WHAT YOU ARE ASKED TO DO
Identify, in the records below, every line where the string "most" appears, and copy each such line.

Structured page parsing data
+++

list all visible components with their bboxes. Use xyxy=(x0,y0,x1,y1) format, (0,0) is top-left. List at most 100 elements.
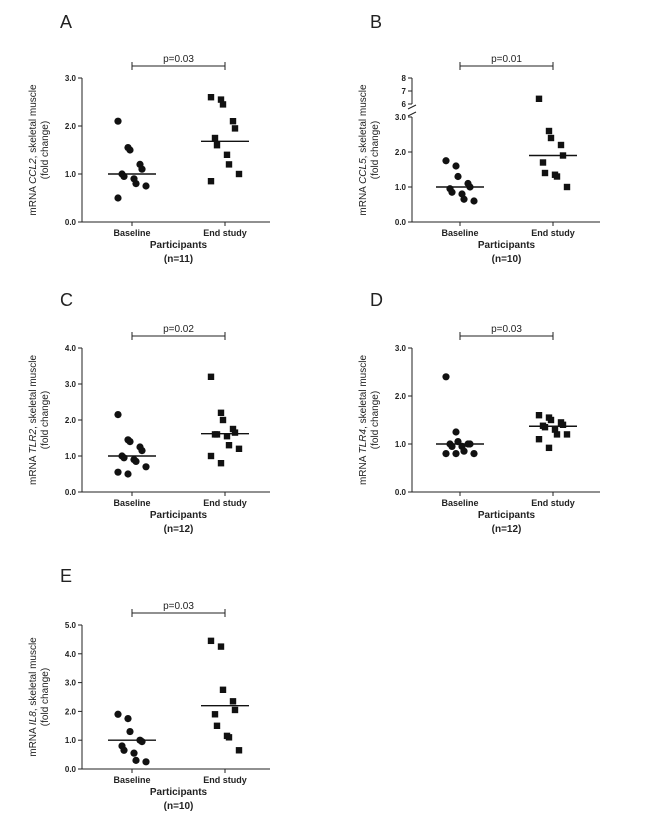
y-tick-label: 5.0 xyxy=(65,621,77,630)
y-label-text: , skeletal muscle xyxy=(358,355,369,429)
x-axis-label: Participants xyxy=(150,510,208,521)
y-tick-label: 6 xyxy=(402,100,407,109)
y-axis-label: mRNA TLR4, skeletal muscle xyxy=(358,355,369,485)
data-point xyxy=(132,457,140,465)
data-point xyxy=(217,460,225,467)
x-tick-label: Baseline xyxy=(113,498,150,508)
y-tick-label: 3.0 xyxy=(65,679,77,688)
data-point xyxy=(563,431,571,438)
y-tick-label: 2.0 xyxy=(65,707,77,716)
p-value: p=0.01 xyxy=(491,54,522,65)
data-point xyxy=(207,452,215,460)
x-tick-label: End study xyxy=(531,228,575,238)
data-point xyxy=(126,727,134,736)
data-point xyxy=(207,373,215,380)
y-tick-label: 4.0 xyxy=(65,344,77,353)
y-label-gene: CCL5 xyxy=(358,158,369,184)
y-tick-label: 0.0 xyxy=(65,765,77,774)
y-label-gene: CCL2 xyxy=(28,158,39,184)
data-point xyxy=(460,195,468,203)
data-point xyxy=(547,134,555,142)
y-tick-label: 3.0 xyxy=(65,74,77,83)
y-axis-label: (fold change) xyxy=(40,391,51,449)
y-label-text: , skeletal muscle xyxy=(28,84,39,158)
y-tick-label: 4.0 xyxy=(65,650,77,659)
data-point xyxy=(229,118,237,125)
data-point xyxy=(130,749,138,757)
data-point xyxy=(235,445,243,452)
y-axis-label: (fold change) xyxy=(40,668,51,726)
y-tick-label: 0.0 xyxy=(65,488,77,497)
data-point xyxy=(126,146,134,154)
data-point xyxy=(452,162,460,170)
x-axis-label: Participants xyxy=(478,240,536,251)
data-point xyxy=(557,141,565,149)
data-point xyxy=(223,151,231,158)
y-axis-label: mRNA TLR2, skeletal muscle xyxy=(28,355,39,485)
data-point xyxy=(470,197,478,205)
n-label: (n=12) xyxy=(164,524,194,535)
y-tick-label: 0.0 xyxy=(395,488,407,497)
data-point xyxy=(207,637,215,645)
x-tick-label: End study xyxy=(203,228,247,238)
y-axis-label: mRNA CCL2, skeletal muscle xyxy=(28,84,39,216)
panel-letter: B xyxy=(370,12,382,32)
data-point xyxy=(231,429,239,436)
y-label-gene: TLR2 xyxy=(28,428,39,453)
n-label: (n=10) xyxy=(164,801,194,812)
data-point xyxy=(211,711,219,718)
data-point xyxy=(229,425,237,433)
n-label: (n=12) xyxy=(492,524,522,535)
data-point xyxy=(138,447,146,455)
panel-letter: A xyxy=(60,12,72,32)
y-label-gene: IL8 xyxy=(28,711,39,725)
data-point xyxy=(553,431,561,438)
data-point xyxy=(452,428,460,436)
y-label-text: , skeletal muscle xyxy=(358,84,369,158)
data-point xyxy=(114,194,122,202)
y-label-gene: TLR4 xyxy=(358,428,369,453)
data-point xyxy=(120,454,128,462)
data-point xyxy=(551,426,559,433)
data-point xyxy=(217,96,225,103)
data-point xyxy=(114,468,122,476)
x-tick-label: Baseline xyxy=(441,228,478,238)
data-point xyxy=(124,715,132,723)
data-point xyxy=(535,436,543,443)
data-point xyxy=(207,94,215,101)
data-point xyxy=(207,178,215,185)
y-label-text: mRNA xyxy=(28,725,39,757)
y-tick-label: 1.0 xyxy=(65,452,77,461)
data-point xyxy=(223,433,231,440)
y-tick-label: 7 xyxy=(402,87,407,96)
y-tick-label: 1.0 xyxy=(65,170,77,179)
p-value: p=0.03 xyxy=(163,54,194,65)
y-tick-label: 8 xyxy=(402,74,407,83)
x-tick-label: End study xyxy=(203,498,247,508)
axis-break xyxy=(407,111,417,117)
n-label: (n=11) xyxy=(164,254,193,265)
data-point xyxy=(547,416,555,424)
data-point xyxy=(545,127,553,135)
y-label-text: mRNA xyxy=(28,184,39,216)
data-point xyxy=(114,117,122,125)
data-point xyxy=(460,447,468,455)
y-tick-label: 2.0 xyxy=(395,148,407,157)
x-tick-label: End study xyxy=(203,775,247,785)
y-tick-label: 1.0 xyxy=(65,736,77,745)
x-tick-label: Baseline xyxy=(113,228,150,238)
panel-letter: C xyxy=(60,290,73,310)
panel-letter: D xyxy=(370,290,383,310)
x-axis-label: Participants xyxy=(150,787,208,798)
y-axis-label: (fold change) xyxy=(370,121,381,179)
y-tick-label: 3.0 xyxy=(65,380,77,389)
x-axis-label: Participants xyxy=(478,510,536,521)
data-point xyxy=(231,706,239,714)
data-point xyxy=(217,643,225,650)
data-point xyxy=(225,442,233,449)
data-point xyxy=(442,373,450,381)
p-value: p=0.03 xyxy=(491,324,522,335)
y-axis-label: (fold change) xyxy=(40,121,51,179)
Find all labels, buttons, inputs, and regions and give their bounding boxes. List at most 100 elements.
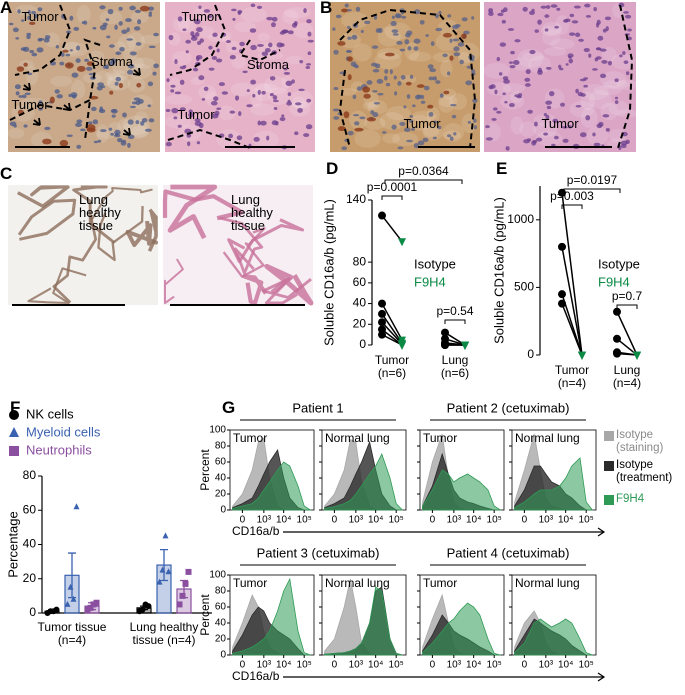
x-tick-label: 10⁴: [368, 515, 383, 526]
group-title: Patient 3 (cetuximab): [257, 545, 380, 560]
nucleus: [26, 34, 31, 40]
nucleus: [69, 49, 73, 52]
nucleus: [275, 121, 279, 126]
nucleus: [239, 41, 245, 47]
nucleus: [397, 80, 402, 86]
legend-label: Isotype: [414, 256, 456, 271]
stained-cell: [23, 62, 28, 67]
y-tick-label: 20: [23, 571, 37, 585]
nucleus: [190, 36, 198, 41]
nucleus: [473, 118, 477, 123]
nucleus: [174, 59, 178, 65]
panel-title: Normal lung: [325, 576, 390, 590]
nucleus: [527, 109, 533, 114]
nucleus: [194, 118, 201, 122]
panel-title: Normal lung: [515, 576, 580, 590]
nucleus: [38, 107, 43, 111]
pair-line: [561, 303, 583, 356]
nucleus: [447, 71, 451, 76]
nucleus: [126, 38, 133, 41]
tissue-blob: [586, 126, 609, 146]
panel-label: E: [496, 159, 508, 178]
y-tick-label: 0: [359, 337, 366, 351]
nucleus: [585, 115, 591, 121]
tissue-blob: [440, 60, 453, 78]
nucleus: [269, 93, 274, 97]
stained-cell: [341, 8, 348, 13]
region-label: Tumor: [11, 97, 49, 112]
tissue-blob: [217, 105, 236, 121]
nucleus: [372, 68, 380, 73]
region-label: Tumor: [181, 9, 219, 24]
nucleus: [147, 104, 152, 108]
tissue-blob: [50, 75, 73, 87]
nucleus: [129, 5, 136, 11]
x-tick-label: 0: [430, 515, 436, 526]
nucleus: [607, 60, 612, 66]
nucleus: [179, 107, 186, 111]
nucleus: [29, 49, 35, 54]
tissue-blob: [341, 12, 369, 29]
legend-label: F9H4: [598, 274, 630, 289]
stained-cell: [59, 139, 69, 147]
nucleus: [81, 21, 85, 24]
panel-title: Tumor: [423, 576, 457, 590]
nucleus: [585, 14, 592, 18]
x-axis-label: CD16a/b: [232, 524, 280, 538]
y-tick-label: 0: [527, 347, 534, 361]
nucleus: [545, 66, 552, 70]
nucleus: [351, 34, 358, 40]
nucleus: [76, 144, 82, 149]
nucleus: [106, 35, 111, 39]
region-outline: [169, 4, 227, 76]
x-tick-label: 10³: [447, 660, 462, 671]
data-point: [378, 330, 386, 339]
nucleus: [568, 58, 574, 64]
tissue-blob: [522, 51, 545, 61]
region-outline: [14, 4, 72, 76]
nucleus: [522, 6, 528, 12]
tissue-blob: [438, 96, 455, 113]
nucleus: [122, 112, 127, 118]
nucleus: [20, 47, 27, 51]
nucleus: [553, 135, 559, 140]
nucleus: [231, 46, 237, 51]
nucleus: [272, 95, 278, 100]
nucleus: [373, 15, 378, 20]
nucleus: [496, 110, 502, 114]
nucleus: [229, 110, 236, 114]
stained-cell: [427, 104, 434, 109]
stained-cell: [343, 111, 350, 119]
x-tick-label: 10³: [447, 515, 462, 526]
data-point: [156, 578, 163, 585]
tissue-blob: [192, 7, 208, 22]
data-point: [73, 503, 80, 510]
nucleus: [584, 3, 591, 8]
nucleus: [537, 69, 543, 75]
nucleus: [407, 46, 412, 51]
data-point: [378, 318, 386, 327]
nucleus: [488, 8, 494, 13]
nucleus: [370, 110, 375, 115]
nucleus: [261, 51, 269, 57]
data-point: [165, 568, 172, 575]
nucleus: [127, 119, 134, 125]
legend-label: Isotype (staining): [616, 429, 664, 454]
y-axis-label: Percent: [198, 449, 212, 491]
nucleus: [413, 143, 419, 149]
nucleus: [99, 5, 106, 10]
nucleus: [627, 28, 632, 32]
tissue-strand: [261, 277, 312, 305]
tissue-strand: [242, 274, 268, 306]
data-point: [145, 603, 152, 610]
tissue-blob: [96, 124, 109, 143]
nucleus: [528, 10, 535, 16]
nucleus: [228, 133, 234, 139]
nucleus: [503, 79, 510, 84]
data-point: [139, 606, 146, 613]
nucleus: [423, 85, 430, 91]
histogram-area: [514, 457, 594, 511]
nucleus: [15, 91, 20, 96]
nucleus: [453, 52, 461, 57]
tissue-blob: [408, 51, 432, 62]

+++

OUTPUT OF THE TASK
list all visible components with their bboxes. Use xyxy=(x0,y0,x1,y1) format, (0,0) is top-left. List at most 100 elements.
Find all labels, buttons, inputs, and regions and give their bounding boxes. List at most 100 elements.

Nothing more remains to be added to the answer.